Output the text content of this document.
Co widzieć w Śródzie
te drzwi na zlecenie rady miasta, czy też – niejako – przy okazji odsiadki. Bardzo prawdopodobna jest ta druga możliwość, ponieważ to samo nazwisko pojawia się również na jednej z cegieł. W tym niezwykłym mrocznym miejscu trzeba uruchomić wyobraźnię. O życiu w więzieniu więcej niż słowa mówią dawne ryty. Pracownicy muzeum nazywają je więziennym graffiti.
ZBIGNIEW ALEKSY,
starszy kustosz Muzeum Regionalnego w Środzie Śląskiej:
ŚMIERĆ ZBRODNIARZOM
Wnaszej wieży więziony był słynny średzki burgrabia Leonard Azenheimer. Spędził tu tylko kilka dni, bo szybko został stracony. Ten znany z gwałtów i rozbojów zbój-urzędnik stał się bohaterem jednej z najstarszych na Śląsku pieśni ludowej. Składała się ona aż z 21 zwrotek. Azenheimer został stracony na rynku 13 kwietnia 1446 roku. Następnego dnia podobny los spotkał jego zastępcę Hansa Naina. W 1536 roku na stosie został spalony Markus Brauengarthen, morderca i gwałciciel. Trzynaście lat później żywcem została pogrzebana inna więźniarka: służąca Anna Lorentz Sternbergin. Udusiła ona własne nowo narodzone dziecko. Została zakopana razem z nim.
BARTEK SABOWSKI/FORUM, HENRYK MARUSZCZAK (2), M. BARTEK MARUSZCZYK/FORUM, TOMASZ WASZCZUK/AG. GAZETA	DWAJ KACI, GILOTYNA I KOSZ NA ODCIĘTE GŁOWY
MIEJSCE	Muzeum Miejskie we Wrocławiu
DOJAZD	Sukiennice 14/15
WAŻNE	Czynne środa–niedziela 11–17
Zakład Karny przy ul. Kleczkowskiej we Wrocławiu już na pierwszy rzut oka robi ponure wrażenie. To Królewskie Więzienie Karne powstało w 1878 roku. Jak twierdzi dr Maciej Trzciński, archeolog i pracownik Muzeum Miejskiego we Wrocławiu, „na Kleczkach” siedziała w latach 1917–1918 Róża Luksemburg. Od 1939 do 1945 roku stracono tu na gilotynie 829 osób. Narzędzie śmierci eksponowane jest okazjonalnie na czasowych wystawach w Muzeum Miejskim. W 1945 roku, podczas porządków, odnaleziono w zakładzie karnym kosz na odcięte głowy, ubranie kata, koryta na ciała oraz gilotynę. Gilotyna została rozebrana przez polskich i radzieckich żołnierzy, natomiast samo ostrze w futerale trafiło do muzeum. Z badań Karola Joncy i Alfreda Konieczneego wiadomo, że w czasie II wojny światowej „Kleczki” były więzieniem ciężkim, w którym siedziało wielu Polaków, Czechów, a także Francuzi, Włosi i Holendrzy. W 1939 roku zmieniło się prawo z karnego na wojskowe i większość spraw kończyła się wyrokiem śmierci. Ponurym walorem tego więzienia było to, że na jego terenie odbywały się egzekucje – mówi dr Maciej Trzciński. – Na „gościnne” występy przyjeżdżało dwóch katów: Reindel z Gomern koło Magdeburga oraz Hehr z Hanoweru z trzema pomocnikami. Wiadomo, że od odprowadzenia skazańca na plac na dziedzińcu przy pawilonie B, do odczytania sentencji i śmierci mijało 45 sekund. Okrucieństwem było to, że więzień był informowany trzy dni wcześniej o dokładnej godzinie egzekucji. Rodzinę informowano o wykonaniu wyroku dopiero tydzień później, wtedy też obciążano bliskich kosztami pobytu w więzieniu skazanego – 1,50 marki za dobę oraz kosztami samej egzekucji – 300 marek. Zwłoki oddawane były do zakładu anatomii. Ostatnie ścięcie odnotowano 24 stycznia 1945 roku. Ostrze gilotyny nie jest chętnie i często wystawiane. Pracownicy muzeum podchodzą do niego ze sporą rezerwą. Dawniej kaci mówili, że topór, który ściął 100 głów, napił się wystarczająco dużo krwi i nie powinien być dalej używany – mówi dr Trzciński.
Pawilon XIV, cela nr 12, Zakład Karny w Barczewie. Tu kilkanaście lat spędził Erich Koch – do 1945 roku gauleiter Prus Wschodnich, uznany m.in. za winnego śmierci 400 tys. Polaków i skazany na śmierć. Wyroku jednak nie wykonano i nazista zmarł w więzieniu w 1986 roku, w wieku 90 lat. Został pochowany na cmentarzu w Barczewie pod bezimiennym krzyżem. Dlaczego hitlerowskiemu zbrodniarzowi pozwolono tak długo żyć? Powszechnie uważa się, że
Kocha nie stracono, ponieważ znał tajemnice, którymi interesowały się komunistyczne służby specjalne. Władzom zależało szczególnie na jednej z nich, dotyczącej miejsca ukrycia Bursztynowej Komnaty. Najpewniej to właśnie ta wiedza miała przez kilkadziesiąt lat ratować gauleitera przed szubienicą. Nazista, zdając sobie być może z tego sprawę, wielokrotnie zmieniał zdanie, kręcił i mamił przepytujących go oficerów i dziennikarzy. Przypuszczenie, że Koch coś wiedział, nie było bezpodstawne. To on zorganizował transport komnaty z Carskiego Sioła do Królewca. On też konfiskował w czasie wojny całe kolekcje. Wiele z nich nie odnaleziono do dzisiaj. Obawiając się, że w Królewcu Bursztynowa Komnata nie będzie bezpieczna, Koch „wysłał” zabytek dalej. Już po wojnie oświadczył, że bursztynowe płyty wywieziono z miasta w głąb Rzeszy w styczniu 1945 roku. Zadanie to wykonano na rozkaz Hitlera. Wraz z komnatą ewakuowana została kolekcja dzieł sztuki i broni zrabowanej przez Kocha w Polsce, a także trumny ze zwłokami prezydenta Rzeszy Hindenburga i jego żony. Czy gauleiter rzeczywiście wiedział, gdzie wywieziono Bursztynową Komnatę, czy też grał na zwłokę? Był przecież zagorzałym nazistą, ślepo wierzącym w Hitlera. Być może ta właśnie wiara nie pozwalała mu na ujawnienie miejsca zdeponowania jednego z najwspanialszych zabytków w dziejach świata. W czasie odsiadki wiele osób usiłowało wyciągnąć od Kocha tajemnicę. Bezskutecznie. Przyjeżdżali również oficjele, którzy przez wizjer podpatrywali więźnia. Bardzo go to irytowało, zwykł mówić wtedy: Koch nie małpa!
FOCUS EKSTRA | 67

———

### Written problem:
Return all of the data precisely as it appears.

### Solution:
Output the text content of this document.
Co widzieć w Śródzie
te drzwi na zlecenie rady miasta, czy też – niejako – przy okazji odsiadki. Bardzo prawdopodobna jest ta druga możliwość, ponieważ to samo nazwisko pojawia się również na jednej z cegieł. W tym niezwykłym mrocznym miejscu trzeba uruchomić wyobraźnię. O życiu w więzieniu więcej niż słowa mówią dawne ryty. Pracownicy muzeum nazywają je więziennym graffiti.
ZBIGNIEW ALEKSY,
starszy kustosz Muzeum Regionalnego w Środzie Śląskiej:
ŚMIERĆ ZBRODNIARZOM
Wnaszej wieży więziony był słynny średzki burgrabia Leonard Azenheimer. Spędził tu tylko kilka dni, bo szybko został stracony. Ten znany z gwałtów i rozbojów zbój-urzędnik stał się bohaterem jednej z najstarszych na Śląsku pieśni ludowej. Składała się ona aż z 21 zwrotek. Azenheimer został stracony na rynku 13 kwietnia 1446 roku. Następnego dnia podobny los spotkał jego zastępcę Hansa Naina. W 1536 roku na stosie został spalony Markus Brauengarthen, morderca i gwałciciel. Trzynaście lat później żywcem została pogrzebana inna więźniarka: służąca Anna Lorentz Sternbergin. Udusiła ona własne nowo narodzone dziecko. Została zakopana razem z nim.
BARTEK SABOWSKI/FORUM, HENRYK MARUSZCZAK (2), M. BARTEK MARUSZCZYK/FORUM, TOMASZ WASZCZUK/AG. GAZETA	DWAJ KACI, GILOTYNA I KOSZ NA ODCIĘTE GŁOWY
MIEJSCE	Muzeum Miejskie we Wrocławiu
DOJAZD	Sukiennice 14/15
WAŻNE	Czynne środa–niedziela 11–17
Zakład Karny przy ul. Kleczkowskiej we Wrocławiu już na pierwszy rzut oka robi ponure wrażenie. To Królewskie Więzienie Karne powstało w 1878 roku. Jak twierdzi dr Maciej Trzciński, archeolog i pracownik Muzeum Miejskiego we Wrocławiu, „na Kleczkach” siedziała w latach 1917–1918 Róża Luksemburg. Od 1939 do 1945 roku stracono tu na gilotynie 829 osób. Narzędzie śmierci eksponowane jest okazjonalnie na czasowych wystawach w Muzeum Miejskim. W 1945 roku, podczas porządków, odnaleziono w zakładzie karnym kosz na odcięte głowy, ubranie kata, koryta na ciała oraz gilotynę. Gilotyna została rozebrana przez polskich i radzieckich żołnierzy, natomiast samo ostrze w futerale trafiło do muzeum. Z badań Karola Joncy i Alfreda Konieczneego wiadomo, że w czasie II wojny światowej „Kleczki” były więzieniem ciężkim, w którym siedziało wielu Polaków, Czechów, a także Francuzi, Włosi i Holendrzy. W 1939 roku zmieniło się prawo z karnego na wojskowe i większość spraw kończyła się wyrokiem śmierci. Ponurym walorem tego więzienia było to, że na jego terenie odbywały się egzekucje – mówi dr Maciej Trzciński. – Na „gościnne” występy przyjeżdżało dwóch katów: Reindel z Gomern koło Magdeburga oraz Hehr z Hanoweru z trzema pomocnikami. Wiadomo, że od odprowadzenia skazańca na plac na dziedzińcu przy pawilonie B, do odczytania sentencji i śmierci mijało 45 sekund. Okrucieństwem było to, że więzień był informowany trzy dni wcześniej o dokładnej godzinie egzekucji. Rodzinę informowano o wykonaniu wyroku dopiero tydzień później, wtedy też obciążano bliskich kosztami pobytu w więzieniu skazanego – 1,50 marki za dobę oraz kosztami samej egzekucji – 300 marek. Zwłoki oddawane były do zakładu anatomii. Ostatnie ścięcie odnotowano 24 stycznia 1945 roku. Ostrze gilotyny nie jest chętnie i często wystawiane. Pracownicy muzeum podchodzą do niego ze sporą rezerwą. Dawniej kaci mówili, że topór, który ściął 100 głów, napił się wystarczająco dużo krwi i nie powinien być dalej używany – mówi dr Trzciński.
Pawilon XIV, cela nr 12, Zakład Karny w Barczewie. Tu kilkanaście lat spędził Erich Koch – do 1945 roku gauleiter Prus Wschodnich, uznany m.in. za winnego śmierci 400 tys. Polaków i skazany na śmierć. Wyroku jednak nie wykonano i nazista zmarł w więzieniu w 1986 roku, w wieku 90 lat. Został pochowany na cmentarzu w Barczewie pod bezimiennym krzyżem. Dlaczego hitlerowskiemu zbrodniarzowi pozwolono tak długo żyć? Powszechnie uważa się, że
Kocha nie stracono, ponieważ znał tajemnice, którymi interesowały się komunistyczne służby specjalne. Władzom zależało szczególnie na jednej z nich, dotyczącej miejsca ukrycia Bursztynowej Komnaty. Najpewniej to właśnie ta wiedza miała przez kilkadziesiąt lat ratować gauleitera przed szubienicą. Nazista, zdając sobie być może z tego sprawę, wielokrotnie zmieniał zdanie, kręcił i mamił przepytujących go oficerów i dziennikarzy. Przypuszczenie, że Koch coś wiedział, nie było bezpodstawne. To on zorganizował transport komnaty z Carskiego Sioła do Królewca. On też konfiskował w czasie wojny całe kolekcje. Wiele z nich nie odnaleziono do dzisiaj. Obawiając się, że w Królewcu Bursztynowa Komnata nie będzie bezpieczna, Koch „wysłał” zabytek dalej. Już po wojnie oświadczył, że bursztynowe płyty wywieziono z miasta w głąb Rzeszy w styczniu 1945 roku. Zadanie to wykonano na rozkaz Hitlera. Wraz z komnatą ewakuowana została kolekcja dzieł sztuki i broni zrabowanej przez Kocha w Polsce, a także trumny ze zwłokami prezydenta Rzeszy Hindenburga i jego żony. Czy gauleiter rzeczywiście wiedział, gdzie wywieziono Bursztynową Komnatę, czy też grał na zwłokę? Był przecież zagorzałym nazistą, ślepo wierzącym w Hitlera. Być może ta właśnie wiara nie pozwalała mu na ujawnienie miejsca zdeponowania jednego z najwspanialszych zabytków w dziejach świata. W czasie odsiadki wiele osób usiłowało wyciągnąć od Kocha tajemnicę. Bezskutecznie. Przyjeżdżali również oficjele, którzy przez wizjer podpatrywali więźnia. Bardzo go to irytowało, zwykł mówić wtedy: Koch nie małpa!
FOCUS EKSTRA | 67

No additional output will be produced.